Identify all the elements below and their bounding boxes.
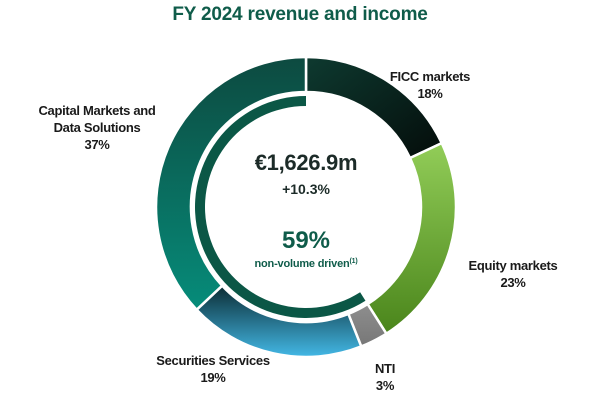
footnote-marker: (1): [349, 258, 358, 265]
label-cmds-pct: 37%: [84, 137, 110, 152]
label-securities-name: Securities Services: [156, 353, 270, 368]
non-volume-label: non-volume driven(1): [206, 258, 406, 270]
label-ficc-name: FICC markets: [389, 69, 471, 84]
label-cmds-name-2: Data Solutions: [53, 120, 141, 135]
label-ficc-pct: 18%: [417, 86, 443, 101]
revenue-growth: +10.3%: [282, 181, 330, 197]
label-securities-pct: 19%: [200, 370, 226, 385]
segment-cmds: [154, 55, 308, 312]
label-securities: Securities Services 19%: [138, 352, 288, 386]
label-nti: NTI 3%: [365, 360, 405, 394]
label-nti-name: NTI: [374, 361, 396, 376]
total-revenue: €1,626.9m: [254, 150, 358, 175]
non-volume-text: non-volume driven: [254, 258, 350, 270]
chart-title: FY 2024 revenue and income: [172, 4, 428, 25]
label-equity-pct: 23%: [500, 275, 526, 290]
label-nti-pct: 3%: [375, 378, 395, 393]
label-cmds-name-1: Capital Markets and: [38, 103, 156, 118]
label-equity: Equity markets 23%: [448, 257, 578, 291]
label-ficc: FICC markets 18%: [375, 68, 485, 102]
label-equity-name: Equity markets: [468, 258, 558, 273]
segment-securities: [194, 283, 363, 359]
label-cmds: Capital Markets and Data Solutions 37%: [22, 102, 172, 153]
non-volume-percentage: 59%: [281, 227, 331, 254]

### Your task
Lay out each line of the rows above as a Markdown table with two columns, No. and Line, numbering the lines in order and skipping any blank ones. Leave the pictures out.

### Exercise answer
| No. | Line |
|---|---|
| 1 | Identify all the elements below and their bounding boxes. |
| 2 | footnote-marker: (1): [349, 258, 358, 265] |
| 3 | label-cmds-pct: 37%: [84, 137, 110, 152] |
| 4 | label-securities-name: Securities Services: [156, 353, 270, 368] |
| 5 | non-volume-label: non-volume driven(1): [206, 258, 406, 270] |
| 6 | label-ficc-name: FICC markets: [389, 69, 471, 84] |
| 7 | label-cmds-name-2: Data Solutions: [53, 120, 141, 135] |
| 8 | label-ficc-pct: 18%: [417, 86, 443, 101] |
| 9 | revenue-growth: +10.3%: [282, 181, 330, 197] |
| 10 | label-securities-pct: 19%: [200, 370, 226, 385] |
| 11 | segment-cmds: [154, 55, 308, 312] |
| 12 | label-securities: Securities Services 19%: [138, 352, 288, 386] |
| 13 | label-nti: NTI 3%: [365, 360, 405, 394] |
| 14 | label-nti-name: NTI: [374, 361, 396, 376] |
| 15 | total-revenue: €1,626.9m: [254, 150, 358, 175] |
| 16 | non-volume-text: non-volume driven: [254, 258, 350, 270] |
| 17 | chart-title: FY 2024 revenue and income: [172, 4, 428, 25] |
| 18 | label-equity-pct: 23%: [500, 275, 526, 290] |
| 19 | label-nti-pct: 3%: [375, 378, 395, 393] |
| 20 | label-cmds-name-1: Capital Markets and: [38, 103, 156, 118] |
| 21 | label-equity: Equity markets 23%: [448, 257, 578, 291] |
| 22 | label-ficc: FICC markets 18%: [375, 68, 485, 102] |
| 23 | label-equity-name: Equity markets: [468, 258, 558, 273] |
| 24 | segment-securities: [194, 283, 363, 359] |
| 25 | label-cmds: Capital Markets and Data Solutions 37%: [22, 102, 172, 153] |
| 26 | non-volume-percentage: 59%: [281, 227, 331, 254] |